### Task goal
Only lines holding the string "סטודנטים" are wanted; copy each one from the material.

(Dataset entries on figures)
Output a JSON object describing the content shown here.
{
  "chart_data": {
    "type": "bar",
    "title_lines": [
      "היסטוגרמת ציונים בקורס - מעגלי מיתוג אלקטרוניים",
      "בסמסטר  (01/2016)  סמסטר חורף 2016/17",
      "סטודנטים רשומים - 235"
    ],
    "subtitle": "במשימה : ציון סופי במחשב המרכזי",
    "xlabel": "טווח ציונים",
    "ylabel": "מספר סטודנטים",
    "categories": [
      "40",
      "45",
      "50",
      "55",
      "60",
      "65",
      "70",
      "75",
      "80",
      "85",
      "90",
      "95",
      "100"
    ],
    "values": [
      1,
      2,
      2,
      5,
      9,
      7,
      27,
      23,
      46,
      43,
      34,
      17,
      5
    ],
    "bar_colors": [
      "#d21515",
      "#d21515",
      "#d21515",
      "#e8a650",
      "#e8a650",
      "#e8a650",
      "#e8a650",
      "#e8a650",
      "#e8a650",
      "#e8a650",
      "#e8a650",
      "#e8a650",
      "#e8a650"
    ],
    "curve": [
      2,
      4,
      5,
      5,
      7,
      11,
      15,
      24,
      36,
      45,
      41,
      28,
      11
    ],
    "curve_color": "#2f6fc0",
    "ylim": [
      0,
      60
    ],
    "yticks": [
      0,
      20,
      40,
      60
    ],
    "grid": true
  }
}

### Full solution
      "סטודנטים רשומים - 235"
    "ylabel": "מספר סטודנטים",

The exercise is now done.